*** RECORDED DATA ***

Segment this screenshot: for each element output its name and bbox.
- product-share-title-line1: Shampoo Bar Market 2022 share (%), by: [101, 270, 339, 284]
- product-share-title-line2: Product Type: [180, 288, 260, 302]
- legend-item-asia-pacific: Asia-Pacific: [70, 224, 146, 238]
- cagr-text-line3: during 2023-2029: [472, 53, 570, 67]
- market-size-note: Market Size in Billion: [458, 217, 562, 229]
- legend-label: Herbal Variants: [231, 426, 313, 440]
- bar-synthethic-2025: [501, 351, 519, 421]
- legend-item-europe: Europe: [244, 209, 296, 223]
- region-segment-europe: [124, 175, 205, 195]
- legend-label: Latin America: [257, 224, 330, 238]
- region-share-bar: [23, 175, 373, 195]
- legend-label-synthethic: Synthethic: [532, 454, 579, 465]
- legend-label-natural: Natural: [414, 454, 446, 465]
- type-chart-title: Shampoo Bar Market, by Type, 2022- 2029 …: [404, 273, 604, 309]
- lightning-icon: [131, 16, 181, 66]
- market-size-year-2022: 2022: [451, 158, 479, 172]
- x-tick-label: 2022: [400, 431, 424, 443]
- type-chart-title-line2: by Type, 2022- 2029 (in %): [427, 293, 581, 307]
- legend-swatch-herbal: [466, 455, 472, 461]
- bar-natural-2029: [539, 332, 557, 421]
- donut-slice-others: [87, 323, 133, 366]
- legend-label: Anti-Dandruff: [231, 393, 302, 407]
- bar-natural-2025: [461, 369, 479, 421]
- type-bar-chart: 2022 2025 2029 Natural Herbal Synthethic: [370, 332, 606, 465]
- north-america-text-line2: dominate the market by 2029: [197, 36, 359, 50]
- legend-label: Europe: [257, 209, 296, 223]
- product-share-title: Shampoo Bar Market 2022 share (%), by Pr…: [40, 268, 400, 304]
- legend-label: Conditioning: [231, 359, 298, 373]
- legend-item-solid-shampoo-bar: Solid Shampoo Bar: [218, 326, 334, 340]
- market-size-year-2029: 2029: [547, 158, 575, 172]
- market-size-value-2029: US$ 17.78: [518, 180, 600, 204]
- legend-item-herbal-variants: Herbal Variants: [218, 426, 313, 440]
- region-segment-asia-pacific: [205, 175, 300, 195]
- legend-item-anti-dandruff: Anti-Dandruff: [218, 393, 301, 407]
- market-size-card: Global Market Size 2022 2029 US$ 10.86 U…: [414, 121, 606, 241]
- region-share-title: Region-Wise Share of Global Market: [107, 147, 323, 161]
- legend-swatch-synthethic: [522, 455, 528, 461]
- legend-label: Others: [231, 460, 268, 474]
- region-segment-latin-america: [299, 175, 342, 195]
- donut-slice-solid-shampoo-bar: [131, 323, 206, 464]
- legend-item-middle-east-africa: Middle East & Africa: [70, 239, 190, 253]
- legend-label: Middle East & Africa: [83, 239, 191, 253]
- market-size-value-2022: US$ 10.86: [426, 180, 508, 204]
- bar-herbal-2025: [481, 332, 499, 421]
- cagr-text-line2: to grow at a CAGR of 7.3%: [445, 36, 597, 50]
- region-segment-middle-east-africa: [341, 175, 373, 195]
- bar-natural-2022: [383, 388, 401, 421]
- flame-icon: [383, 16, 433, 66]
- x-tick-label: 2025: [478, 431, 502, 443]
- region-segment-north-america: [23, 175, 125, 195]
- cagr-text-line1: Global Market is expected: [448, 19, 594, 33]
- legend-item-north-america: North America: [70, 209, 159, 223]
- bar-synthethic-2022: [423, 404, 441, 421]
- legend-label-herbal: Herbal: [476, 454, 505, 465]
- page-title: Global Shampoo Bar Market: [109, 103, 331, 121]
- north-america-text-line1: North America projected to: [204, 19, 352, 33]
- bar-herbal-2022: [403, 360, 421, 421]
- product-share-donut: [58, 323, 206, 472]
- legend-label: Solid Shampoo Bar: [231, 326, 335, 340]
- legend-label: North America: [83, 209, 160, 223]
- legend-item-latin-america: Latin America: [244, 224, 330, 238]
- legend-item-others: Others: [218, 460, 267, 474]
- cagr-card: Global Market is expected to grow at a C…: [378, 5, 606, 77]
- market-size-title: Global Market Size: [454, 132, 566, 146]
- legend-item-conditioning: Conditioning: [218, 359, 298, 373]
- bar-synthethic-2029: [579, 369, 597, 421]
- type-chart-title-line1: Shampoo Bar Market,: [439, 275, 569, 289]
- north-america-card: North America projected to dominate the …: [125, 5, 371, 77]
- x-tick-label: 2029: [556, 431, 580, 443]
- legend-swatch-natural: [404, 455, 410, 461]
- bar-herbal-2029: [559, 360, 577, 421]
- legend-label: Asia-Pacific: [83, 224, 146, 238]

***

• _TASK PROMPT_: Please turn each line of the material above into an item in a numbered list, and leave out any blank lines.

• _TASK RESULT_:
1. Segment this screenshot: for each element output its name and bbox.
2. - product-share-title-line1: Shampoo Bar Market 2022 share (%), by: [101, 270, 339, 284]
3. - product-share-title-line2: Product Type: [180, 288, 260, 302]
4. - legend-item-asia-pacific: Asia-Pacific: [70, 224, 146, 238]
5. - cagr-text-line3: during 2023-2029: [472, 53, 570, 67]
6. - market-size-note: Market Size in Billion: [458, 217, 562, 229]
7. - legend-label: Herbal Variants: [231, 426, 313, 440]
8. - bar-synthethic-2025: [501, 351, 519, 421]
9. - legend-item-europe: Europe: [244, 209, 296, 223]
10. - region-segment-europe: [124, 175, 205, 195]
11. - legend-label: Latin America: [257, 224, 330, 238]
12. - region-share-bar: [23, 175, 373, 195]
13. - legend-label-synthethic: Synthethic: [532, 454, 579, 465]
14. - legend-label-natural: Natural: [414, 454, 446, 465]
15. - type-chart-title: Shampoo Bar Market, by Type, 2022- 2029 …: [404, 273, 604, 309]
16. - lightning-icon: [131, 16, 181, 66]
17. - market-size-year-2022: 2022: [451, 158, 479, 172]
18. - x-tick-label: 2022: [400, 431, 424, 443]
19. - type-chart-title-line2: by Type, 2022- 2029 (in %): [427, 293, 581, 307]
20. - legend-swatch-herbal: [466, 455, 472, 461]
21. - bar-natural-2029: [539, 332, 557, 421]
22. - donut-slice-others: [87, 323, 133, 366]
23. - legend-label: Anti-Dandruff: [231, 393, 302, 407]
24. - bar-natural-2025: [461, 369, 479, 421]
25. - type-bar-chart: 2022 2025 2029 Natural Herbal Synthethic: [370, 332, 606, 465]
26. - north-america-text-line2: dominate the market by 2029: [197, 36, 359, 50]
27. - legend-label: Europe: [257, 209, 296, 223]
28. - product-share-title: Shampoo Bar Market 2022 share (%), by Pr…: [40, 268, 400, 304]
29. - legend-label: Conditioning: [231, 359, 298, 373]
30. - legend-item-solid-shampoo-bar: Solid Shampoo Bar: [218, 326, 334, 340]
31. - market-size-year-2029: 2029: [547, 158, 575, 172]
32. - market-size-value-2029: US$ 17.78: [518, 180, 600, 204]
33. - legend-item-herbal-variants: Herbal Variants: [218, 426, 313, 440]
34. - region-segment-asia-pacific: [205, 175, 300, 195]
35. - legend-item-anti-dandruff: Anti-Dandruff: [218, 393, 301, 407]
36. - market-size-card: Global Market Size 2022 2029 US$ 10.86 U…: [414, 121, 606, 241]
37. - region-share-title: Region-Wise Share of Global Market: [107, 147, 323, 161]
38. - legend-swatch-synthethic: [522, 455, 528, 461]
39. - legend-label: Others: [231, 460, 268, 474]
40. - region-segment-latin-america: [299, 175, 342, 195]
41. - donut-slice-solid-shampoo-bar: [131, 323, 206, 464]
42. - legend-item-middle-east-africa: Middle East & Africa: [70, 239, 190, 253]
43. - legend-label: Middle East & Africa: [83, 239, 191, 253]
44. - market-size-value-2022: US$ 10.86: [426, 180, 508, 204]
45. - bar-herbal-2025: [481, 332, 499, 421]
46. - cagr-text-line2: to grow at a CAGR of 7.3%: [445, 36, 597, 50]
47. - region-segment-middle-east-africa: [341, 175, 373, 195]
48. - bar-natural-2022: [383, 388, 401, 421]
49. - flame-icon: [383, 16, 433, 66]
50. - x-tick-label: 2025: [478, 431, 502, 443]
51. - region-segment-north-america: [23, 175, 125, 195]
52. - cagr-text-line1: Global Market is expected: [448, 19, 594, 33]
53. - legend-item-north-america: North America: [70, 209, 159, 223]
54. - bar-synthethic-2022: [423, 404, 441, 421]
55. - legend-label-herbal: Herbal: [476, 454, 505, 465]
56. - page-title: Global Shampoo Bar Market: [109, 103, 331, 121]
57. - north-america-text-line1: North America projected to: [204, 19, 352, 33]
58. - bar-herbal-2022: [403, 360, 421, 421]
59. - product-share-donut: [58, 323, 206, 472]
60. - legend-label: Solid Shampoo Bar: [231, 326, 335, 340]
61. - legend-label: North America: [83, 209, 160, 223]
62. - legend-item-latin-america: Latin America: [244, 224, 330, 238]
63. - legend-item-others: Others: [218, 460, 267, 474]
64. - cagr-card: Global Market is expected to grow at a C…: [378, 5, 606, 77]
65. - market-size-title: Global Market Size: [454, 132, 566, 146]
66. - legend-item-conditioning: Conditioning: [218, 359, 298, 373]
67. - bar-synthethic-2029: [579, 369, 597, 421]
68. - type-chart-title-line1: Shampoo Bar Market,: [439, 275, 569, 289]
69. - north-america-card: North America projected to dominate the …: [125, 5, 371, 77]
70. - x-tick-label: 2029: [556, 431, 580, 443]
71. - legend-swatch-natural: [404, 455, 410, 461]
72. - bar-herbal-2029: [559, 360, 577, 421]
73. - legend-label: Asia-Pacific: [83, 224, 146, 238]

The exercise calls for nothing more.